#### SUPPLIED MATERIAL

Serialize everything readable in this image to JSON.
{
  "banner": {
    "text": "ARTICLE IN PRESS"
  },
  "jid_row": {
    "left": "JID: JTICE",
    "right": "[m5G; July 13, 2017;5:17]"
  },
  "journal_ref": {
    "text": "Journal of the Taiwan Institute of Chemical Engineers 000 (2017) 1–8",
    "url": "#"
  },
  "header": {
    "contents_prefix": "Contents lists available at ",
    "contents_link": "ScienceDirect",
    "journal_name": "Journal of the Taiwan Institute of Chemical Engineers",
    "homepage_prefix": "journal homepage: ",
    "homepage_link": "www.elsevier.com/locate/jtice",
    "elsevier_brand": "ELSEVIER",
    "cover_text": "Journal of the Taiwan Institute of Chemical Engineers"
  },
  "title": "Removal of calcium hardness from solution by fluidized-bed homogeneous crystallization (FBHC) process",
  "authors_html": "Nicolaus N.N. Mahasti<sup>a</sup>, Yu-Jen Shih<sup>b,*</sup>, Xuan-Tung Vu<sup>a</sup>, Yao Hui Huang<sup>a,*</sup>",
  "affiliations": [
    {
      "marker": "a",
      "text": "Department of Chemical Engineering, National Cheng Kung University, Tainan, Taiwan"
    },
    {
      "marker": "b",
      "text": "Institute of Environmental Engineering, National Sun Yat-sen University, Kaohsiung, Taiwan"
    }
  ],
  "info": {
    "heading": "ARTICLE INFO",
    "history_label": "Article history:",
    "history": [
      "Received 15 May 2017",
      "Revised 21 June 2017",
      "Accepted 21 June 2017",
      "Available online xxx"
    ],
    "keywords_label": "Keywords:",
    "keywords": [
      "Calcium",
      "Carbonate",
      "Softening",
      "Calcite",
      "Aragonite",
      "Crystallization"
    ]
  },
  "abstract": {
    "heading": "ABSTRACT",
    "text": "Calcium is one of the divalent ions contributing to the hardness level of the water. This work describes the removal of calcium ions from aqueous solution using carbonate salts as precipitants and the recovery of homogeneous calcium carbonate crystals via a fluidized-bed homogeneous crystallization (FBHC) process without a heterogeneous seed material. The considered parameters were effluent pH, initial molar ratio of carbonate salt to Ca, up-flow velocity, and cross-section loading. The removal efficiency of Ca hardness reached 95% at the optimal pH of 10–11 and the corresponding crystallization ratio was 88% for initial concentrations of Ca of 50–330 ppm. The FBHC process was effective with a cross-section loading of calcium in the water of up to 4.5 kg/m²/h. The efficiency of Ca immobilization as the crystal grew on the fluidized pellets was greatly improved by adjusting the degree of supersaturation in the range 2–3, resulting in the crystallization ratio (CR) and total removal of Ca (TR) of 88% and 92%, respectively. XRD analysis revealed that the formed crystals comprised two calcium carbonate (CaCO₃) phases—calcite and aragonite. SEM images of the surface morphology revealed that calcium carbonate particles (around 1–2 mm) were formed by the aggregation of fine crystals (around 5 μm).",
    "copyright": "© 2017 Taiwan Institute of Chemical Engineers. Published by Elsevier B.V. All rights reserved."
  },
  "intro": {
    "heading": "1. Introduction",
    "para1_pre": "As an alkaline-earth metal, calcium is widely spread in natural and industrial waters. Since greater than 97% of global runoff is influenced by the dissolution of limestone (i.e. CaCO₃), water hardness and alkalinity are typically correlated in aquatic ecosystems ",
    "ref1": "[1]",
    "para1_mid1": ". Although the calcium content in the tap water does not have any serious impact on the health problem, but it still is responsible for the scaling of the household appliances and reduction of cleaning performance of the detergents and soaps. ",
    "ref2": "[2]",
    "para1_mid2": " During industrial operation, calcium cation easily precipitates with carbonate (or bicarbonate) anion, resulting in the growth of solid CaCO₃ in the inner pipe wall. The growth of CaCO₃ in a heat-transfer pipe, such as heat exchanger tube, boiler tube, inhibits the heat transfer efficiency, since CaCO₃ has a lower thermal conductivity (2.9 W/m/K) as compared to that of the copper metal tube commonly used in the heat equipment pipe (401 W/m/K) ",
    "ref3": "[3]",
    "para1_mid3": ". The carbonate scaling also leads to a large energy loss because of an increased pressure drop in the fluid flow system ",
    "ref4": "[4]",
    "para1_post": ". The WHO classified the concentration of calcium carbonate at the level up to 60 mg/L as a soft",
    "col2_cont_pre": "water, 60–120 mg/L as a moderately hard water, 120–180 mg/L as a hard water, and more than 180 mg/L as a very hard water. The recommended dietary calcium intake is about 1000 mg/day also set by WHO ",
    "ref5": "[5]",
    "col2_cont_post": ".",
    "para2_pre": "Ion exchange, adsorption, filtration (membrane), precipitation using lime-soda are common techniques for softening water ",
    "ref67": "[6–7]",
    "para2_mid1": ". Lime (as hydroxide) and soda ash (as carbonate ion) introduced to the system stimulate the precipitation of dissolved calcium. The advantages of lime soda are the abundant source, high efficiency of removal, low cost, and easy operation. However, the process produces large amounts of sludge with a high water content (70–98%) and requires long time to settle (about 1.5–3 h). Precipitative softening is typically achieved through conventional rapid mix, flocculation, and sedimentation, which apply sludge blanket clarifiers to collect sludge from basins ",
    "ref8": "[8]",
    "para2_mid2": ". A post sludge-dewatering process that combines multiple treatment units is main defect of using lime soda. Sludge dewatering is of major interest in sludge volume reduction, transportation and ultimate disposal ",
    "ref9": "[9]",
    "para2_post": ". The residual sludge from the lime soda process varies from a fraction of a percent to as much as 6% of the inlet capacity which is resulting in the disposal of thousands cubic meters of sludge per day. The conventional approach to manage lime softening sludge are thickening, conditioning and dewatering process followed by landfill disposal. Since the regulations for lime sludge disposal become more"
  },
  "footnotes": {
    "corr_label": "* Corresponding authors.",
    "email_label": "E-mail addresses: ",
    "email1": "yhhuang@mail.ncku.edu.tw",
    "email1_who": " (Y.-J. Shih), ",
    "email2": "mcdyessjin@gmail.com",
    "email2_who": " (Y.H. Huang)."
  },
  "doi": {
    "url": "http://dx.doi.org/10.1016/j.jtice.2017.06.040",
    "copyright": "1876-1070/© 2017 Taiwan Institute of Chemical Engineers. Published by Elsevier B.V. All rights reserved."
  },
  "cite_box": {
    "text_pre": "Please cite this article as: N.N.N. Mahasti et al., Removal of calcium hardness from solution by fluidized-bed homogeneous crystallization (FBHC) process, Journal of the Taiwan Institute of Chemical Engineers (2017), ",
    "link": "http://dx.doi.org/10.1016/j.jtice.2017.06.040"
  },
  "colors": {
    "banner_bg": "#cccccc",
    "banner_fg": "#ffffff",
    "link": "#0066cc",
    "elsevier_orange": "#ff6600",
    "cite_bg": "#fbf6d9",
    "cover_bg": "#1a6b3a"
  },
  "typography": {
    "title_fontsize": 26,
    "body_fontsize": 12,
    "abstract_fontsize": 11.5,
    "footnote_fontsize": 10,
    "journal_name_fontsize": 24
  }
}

########

### [TASK TO CARRY OUT]
Above are some records; extract every one of them exactly.

### [RESULT]
Serialize everything readable in this image to JSON.
{
  "banner": {
    "text": "ARTICLE IN PRESS"
  },
  "jid_row": {
    "left": "JID: JTICE",
    "right": "[m5G; July 13, 2017;5:17]"
  },
  "journal_ref": {
    "text": "Journal of the Taiwan Institute of Chemical Engineers 000 (2017) 1–8",
    "url": "#"
  },
  "header": {
    "contents_prefix": "Contents lists available at ",
    "contents_link": "ScienceDirect",
    "journal_name": "Journal of the Taiwan Institute of Chemical Engineers",
    "homepage_prefix": "journal homepage: ",
    "homepage_link": "www.elsevier.com/locate/jtice",
    "elsevier_brand": "ELSEVIER",
    "cover_text": "Journal of the Taiwan Institute of Chemical Engineers"
  },
  "title": "Removal of calcium hardness from solution by fluidized-bed homogeneous crystallization (FBHC) process",
  "authors_html": "Nicolaus N.N. Mahasti<sup>a</sup>, Yu-Jen Shih<sup>b,*</sup>, Xuan-Tung Vu<sup>a</sup>, Yao Hui Huang<sup>a,*</sup>",
  "affiliations": [
    {
      "marker": "a",
      "text": "Department of Chemical Engineering, National Cheng Kung University, Tainan, Taiwan"
    },
    {
      "marker": "b",
      "text": "Institute of Environmental Engineering, National Sun Yat-sen University, Kaohsiung, Taiwan"
    }
  ],
  "info": {
    "heading": "ARTICLE INFO",
    "history_label": "Article history:",
    "history": [
      "Received 15 May 2017",
      "Revised 21 June 2017",
      "Accepted 21 June 2017",
      "Available online xxx"
    ],
    "keywords_label": "Keywords:",
    "keywords": [
      "Calcium",
      "Carbonate",
      "Softening",
      "Calcite",
      "Aragonite",
      "Crystallization"
    ]
  },
  "abstract": {
    "heading": "ABSTRACT",
    "text": "Calcium is one of the divalent ions contributing to the hardness level of the water. This work describes the removal of calcium ions from aqueous solution using carbonate salts as precipitants and the recovery of homogeneous calcium carbonate crystals via a fluidized-bed homogeneous crystallization (FBHC) process without a heterogeneous seed material. The considered parameters were effluent pH, initial molar ratio of carbonate salt to Ca, up-flow velocity, and cross-section loading. The removal efficiency of Ca hardness reached 95% at the optimal pH of 10–11 and the corresponding crystallization ratio was 88% for initial concentrations of Ca of 50–330 ppm. The FBHC process was effective with a cross-section loading of calcium in the water of up to 4.5 kg/m²/h. The efficiency of Ca immobilization as the crystal grew on the fluidized pellets was greatly improved by adjusting the degree of supersaturation in the range 2–3, resulting in the crystallization ratio (CR) and total removal of Ca (TR) of 88% and 92%, respectively. XRD analysis revealed that the formed crystals comprised two calcium carbonate (CaCO₃) phases—calcite and aragonite. SEM images of the surface morphology revealed that calcium carbonate particles (around 1–2 mm) were formed by the aggregation of fine crystals (around 5 μm).",
    "copyright": "© 2017 Taiwan Institute of Chemical Engineers. Published by Elsevier B.V. All rights reserved."
  },
  "intro": {
    "heading": "1. Introduction",
    "para1_pre": "As an alkaline-earth metal, calcium is widely spread in natural and industrial waters. Since greater than 97% of global runoff is influenced by the dissolution of limestone (i.e. CaCO₃), water hardness and alkalinity are typically correlated in aquatic ecosystems ",
    "ref1": "[1]",
    "para1_mid1": ". Although the calcium content in the tap water does not have any serious impact on the health problem, but it still is responsible for the scaling of the household appliances and reduction of cleaning performance of the detergents and soaps. ",
    "ref2": "[2]",
    "para1_mid2": " During industrial operation, calcium cation easily precipitates with carbonate (or bicarbonate) anion, resulting in the growth of solid CaCO₃ in the inner pipe wall. The growth of CaCO₃ in a heat-transfer pipe, such as heat exchanger tube, boiler tube, inhibits the heat transfer efficiency, since CaCO₃ has a lower thermal conductivity (2.9 W/m/K) as compared to that of the copper metal tube commonly used in the heat equipment pipe (401 W/m/K) ",
    "ref3": "[3]",
    "para1_mid3": ". The carbonate scaling also leads to a large energy loss because of an increased pressure drop in the fluid flow system ",
    "ref4": "[4]",
    "para1_post": ". The WHO classified the concentration of calcium carbonate at the level up to 60 mg/L as a soft",
    "col2_cont_pre": "water, 60–120 mg/L as a moderately hard water, 120–180 mg/L as a hard water, and more than 180 mg/L as a very hard water. The recommended dietary calcium intake is about 1000 mg/day also set by WHO ",
    "ref5": "[5]",
    "col2_cont_post": ".",
    "para2_pre": "Ion exchange, adsorption, filtration (membrane), precipitation using lime-soda are common techniques for softening water ",
    "ref67": "[6–7]",
    "para2_mid1": ". Lime (as hydroxide) and soda ash (as carbonate ion) introduced to the system stimulate the precipitation of dissolved calcium. The advantages of lime soda are the abundant source, high efficiency of removal, low cost, and easy operation. However, the process produces large amounts of sludge with a high water content (70–98%) and requires long time to settle (about 1.5–3 h). Precipitative softening is typically achieved through conventional rapid mix, flocculation, and sedimentation, which apply sludge blanket clarifiers to collect sludge from basins ",
    "ref8": "[8]",
    "para2_mid2": ". A post sludge-dewatering process that combines multiple treatment units is main defect of using lime soda. Sludge dewatering is of major interest in sludge volume reduction, transportation and ultimate disposal ",
    "ref9": "[9]",
    "para2_post": ". The residual sludge from the lime soda process varies from a fraction of a percent to as much as 6% of the inlet capacity which is resulting in the disposal of thousands cubic meters of sludge per day. The conventional approach to manage lime softening sludge are thickening, conditioning and dewatering process followed by landfill disposal. Since the regulations for lime sludge disposal become more"
  },
  "footnotes": {
    "corr_label": "* Corresponding authors.",
    "email_label": "E-mail addresses: ",
    "email1": "yhhuang@mail.ncku.edu.tw",
    "email1_who": " (Y.-J. Shih), ",
    "email2": "mcdyessjin@gmail.com",
    "email2_who": " (Y.H. Huang)."
  },
  "doi": {
    "url": "http://dx.doi.org/10.1016/j.jtice.2017.06.040",
    "copyright": "1876-1070/© 2017 Taiwan Institute of Chemical Engineers. Published by Elsevier B.V. All rights reserved."
  },
  "cite_box": {
    "text_pre": "Please cite this article as: N.N.N. Mahasti et al., Removal of calcium hardness from solution by fluidized-bed homogeneous crystallization (FBHC) process, Journal of the Taiwan Institute of Chemical Engineers (2017), ",
    "link": "http://dx.doi.org/10.1016/j.jtice.2017.06.040"
  },
  "colors": {
    "banner_bg": "#cccccc",
    "banner_fg": "#ffffff",
    "link": "#0066cc",
    "elsevier_orange": "#ff6600",
    "cite_bg": "#fbf6d9",
    "cover_bg": "#1a6b3a"
  },
  "typography": {
    "title_fontsize": 26,
    "body_fontsize": 12,
    "abstract_fontsize": 11.5,
    "footnote_fontsize": 10,
    "journal_name_fontsize": 24
  }
}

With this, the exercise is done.